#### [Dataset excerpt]

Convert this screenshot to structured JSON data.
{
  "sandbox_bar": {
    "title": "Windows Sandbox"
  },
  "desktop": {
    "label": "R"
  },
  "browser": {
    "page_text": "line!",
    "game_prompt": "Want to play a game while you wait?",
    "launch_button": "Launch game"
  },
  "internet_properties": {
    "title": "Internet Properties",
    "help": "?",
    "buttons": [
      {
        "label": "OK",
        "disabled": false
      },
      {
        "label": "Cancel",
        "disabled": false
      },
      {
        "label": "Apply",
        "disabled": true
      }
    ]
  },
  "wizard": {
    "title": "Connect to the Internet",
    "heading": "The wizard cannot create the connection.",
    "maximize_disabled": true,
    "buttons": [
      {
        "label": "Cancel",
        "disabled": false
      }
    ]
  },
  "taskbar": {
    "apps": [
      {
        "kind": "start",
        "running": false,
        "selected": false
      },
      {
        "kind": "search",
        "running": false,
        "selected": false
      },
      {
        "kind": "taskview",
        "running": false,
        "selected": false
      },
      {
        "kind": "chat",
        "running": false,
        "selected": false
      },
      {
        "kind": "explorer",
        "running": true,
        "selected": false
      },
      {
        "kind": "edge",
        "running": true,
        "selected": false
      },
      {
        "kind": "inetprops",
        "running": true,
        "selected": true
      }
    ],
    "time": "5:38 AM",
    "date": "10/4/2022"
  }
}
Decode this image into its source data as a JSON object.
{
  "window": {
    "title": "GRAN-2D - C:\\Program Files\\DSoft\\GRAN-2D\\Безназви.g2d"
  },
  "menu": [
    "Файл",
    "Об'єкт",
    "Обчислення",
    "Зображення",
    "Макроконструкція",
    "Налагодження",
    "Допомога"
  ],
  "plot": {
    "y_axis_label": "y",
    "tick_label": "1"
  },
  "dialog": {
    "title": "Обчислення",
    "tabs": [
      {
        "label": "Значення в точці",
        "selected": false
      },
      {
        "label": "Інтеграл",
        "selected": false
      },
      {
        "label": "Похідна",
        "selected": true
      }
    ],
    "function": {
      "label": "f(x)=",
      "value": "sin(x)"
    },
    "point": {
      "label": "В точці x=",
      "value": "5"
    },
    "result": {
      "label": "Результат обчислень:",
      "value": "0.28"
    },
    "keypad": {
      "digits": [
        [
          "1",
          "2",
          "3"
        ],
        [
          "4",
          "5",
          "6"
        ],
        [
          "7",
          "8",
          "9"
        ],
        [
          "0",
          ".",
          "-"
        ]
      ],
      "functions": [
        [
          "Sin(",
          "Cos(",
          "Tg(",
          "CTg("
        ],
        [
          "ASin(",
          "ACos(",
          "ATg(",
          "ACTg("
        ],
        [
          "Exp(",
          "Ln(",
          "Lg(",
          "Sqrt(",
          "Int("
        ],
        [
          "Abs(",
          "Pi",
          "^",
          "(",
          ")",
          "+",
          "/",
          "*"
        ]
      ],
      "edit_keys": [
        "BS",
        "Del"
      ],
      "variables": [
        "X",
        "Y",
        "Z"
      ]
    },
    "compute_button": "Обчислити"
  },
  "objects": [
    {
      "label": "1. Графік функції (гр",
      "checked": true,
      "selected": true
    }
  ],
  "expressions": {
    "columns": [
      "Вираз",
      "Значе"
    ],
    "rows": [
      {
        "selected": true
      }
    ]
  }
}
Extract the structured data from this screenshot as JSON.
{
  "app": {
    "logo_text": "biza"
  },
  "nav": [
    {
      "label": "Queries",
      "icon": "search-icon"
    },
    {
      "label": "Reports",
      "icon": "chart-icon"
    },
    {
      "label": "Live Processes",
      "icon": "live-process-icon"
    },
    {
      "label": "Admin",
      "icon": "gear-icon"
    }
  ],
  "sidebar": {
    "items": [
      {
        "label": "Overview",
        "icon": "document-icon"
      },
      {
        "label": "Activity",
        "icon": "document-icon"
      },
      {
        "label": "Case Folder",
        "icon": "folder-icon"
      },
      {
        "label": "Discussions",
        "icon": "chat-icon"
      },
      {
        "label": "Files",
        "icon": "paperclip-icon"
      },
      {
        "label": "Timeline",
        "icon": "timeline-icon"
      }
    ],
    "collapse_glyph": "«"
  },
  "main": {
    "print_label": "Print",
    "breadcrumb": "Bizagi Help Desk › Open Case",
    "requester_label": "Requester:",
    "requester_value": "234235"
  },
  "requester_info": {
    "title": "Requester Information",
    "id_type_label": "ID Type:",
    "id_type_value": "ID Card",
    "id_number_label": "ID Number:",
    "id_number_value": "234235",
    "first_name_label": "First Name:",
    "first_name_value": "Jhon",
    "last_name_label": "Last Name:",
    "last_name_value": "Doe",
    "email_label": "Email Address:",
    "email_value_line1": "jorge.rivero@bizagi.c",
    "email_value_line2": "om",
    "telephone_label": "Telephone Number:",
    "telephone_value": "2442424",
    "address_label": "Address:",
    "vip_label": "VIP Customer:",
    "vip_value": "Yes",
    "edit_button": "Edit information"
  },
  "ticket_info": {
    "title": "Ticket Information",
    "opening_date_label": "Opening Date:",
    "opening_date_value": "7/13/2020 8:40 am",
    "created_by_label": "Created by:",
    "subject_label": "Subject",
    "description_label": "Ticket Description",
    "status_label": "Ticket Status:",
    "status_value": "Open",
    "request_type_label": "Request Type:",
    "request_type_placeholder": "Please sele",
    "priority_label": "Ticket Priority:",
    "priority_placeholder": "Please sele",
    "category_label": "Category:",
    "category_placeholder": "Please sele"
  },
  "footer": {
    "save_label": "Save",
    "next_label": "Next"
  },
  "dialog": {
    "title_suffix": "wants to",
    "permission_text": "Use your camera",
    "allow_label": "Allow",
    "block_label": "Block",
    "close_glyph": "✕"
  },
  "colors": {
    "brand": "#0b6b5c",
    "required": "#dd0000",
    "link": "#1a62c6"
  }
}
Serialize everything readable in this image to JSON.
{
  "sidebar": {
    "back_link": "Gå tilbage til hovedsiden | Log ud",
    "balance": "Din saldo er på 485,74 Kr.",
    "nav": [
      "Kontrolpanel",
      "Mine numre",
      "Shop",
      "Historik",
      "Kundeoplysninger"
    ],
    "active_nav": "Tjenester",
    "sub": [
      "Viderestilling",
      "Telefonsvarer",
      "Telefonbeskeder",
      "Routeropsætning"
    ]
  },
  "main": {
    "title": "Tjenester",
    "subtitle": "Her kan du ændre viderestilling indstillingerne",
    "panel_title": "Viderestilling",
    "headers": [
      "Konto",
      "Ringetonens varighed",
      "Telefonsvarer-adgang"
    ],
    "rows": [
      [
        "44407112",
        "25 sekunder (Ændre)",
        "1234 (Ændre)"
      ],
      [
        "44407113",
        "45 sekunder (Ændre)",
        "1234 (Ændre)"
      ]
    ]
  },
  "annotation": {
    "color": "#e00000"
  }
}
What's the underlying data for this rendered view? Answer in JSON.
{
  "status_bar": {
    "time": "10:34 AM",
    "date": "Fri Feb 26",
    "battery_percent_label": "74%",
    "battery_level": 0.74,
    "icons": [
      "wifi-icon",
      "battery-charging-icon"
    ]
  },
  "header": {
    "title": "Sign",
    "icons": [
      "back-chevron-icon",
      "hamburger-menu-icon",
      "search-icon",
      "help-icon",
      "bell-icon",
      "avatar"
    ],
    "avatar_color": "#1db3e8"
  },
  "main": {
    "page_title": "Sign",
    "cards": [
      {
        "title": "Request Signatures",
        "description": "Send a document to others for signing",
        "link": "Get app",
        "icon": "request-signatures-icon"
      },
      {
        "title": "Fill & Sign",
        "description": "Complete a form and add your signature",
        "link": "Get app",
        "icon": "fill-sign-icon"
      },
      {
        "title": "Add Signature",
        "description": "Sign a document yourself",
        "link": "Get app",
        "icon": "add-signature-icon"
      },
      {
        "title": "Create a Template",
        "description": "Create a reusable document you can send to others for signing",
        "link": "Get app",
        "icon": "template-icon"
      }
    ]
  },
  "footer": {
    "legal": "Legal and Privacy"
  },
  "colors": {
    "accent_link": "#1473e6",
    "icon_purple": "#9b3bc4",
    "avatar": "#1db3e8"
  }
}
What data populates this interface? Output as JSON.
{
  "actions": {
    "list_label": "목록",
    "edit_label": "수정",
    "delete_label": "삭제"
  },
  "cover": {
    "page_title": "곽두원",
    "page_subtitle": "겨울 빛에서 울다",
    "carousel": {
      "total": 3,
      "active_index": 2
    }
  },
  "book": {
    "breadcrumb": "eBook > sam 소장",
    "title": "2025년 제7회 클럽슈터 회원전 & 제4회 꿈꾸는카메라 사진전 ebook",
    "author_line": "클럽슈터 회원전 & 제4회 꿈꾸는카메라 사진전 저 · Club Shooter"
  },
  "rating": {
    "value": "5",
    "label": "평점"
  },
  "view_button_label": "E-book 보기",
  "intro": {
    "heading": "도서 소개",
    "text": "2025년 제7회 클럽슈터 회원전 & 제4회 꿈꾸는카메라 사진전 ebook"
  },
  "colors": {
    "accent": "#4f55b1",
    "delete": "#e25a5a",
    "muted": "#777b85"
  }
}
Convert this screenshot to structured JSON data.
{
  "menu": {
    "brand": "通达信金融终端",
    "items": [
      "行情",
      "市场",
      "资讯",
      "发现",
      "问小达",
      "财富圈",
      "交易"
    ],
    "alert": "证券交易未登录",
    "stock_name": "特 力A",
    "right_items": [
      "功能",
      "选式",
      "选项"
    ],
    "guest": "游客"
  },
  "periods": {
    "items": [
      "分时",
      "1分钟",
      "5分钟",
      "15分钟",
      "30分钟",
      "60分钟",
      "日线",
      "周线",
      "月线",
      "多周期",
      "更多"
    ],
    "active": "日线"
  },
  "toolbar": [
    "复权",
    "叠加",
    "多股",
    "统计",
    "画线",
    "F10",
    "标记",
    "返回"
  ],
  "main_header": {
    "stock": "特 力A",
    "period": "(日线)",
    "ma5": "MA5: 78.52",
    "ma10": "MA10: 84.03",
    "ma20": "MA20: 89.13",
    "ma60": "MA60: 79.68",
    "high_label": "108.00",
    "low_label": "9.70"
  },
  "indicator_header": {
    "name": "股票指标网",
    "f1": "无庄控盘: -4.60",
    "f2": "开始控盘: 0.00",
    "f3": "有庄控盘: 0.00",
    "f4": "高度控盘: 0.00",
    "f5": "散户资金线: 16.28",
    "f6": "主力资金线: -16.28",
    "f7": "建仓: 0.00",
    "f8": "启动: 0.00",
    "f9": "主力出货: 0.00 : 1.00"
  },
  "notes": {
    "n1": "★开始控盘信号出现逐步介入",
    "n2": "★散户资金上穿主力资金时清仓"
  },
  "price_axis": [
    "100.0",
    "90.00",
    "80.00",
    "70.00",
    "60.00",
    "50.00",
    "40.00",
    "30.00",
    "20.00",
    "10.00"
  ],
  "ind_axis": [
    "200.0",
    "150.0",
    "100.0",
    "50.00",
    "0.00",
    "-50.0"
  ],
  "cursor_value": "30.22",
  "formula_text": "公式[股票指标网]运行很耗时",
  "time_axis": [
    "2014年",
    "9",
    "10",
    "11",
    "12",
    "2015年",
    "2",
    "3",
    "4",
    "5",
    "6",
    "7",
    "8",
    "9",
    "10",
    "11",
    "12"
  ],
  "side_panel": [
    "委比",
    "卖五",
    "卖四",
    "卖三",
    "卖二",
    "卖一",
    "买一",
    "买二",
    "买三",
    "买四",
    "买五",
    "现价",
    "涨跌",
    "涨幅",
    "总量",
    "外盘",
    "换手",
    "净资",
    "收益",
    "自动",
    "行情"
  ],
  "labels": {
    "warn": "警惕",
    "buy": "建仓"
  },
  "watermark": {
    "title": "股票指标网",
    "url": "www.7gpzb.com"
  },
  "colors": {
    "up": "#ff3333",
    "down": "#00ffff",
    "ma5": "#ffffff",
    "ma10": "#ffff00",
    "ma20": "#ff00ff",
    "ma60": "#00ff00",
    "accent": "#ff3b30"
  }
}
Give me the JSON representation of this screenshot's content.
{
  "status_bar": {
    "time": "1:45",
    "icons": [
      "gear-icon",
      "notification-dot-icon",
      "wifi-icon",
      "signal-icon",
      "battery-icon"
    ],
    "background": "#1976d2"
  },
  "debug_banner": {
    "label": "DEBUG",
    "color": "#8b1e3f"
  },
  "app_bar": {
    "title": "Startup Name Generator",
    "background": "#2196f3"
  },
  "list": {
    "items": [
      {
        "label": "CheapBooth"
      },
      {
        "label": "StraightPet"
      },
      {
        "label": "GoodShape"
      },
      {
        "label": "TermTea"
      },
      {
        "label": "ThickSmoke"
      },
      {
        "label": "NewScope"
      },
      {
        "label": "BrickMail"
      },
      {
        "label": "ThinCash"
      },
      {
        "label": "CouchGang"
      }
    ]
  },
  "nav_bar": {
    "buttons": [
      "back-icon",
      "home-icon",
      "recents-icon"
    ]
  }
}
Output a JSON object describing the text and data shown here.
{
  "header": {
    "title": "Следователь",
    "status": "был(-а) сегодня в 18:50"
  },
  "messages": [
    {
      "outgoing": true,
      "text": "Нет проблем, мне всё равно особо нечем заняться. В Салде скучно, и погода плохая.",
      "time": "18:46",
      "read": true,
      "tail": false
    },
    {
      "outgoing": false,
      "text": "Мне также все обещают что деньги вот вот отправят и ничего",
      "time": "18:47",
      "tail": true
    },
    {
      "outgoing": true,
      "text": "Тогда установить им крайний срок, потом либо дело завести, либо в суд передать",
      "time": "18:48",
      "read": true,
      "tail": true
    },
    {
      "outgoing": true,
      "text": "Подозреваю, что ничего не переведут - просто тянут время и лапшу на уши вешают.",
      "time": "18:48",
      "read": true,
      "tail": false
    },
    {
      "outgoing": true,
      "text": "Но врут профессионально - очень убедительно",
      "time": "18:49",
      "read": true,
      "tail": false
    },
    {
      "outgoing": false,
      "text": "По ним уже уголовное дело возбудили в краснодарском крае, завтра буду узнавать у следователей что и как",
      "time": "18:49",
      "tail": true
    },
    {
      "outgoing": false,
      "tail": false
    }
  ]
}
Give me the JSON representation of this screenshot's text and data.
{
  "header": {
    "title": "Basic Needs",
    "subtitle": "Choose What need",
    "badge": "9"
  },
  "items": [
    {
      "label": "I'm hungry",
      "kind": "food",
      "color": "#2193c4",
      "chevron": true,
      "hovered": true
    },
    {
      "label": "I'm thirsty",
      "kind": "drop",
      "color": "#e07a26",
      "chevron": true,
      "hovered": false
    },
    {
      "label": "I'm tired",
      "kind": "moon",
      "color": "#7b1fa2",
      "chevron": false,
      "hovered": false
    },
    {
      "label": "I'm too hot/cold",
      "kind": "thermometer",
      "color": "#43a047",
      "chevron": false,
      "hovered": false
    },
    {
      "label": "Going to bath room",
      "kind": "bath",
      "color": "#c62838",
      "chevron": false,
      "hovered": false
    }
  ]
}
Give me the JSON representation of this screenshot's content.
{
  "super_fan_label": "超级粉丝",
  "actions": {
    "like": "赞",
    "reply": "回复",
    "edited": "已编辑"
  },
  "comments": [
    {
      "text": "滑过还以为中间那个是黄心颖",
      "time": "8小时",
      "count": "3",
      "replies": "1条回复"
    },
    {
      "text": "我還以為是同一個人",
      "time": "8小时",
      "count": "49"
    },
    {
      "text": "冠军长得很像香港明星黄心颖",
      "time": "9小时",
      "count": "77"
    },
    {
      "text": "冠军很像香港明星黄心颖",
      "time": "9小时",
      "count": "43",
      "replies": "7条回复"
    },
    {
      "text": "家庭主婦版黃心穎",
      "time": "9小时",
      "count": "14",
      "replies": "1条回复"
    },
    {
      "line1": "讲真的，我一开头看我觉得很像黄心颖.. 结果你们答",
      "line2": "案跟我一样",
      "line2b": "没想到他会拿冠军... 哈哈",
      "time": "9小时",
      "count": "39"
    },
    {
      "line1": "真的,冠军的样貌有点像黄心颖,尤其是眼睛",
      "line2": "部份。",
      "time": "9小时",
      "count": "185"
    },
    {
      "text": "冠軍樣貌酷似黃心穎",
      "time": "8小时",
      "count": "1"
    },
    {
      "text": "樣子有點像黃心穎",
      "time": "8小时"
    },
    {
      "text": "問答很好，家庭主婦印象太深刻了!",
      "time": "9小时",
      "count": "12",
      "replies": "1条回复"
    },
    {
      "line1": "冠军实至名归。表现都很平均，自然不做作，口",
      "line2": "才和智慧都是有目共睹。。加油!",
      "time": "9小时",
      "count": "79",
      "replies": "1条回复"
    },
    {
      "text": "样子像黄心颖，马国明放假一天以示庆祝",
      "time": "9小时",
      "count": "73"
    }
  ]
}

#### [Exercise directions]
Of all the lines in the listing above, how many include "wizard"? Write only the number.

#### [Result for this task]
2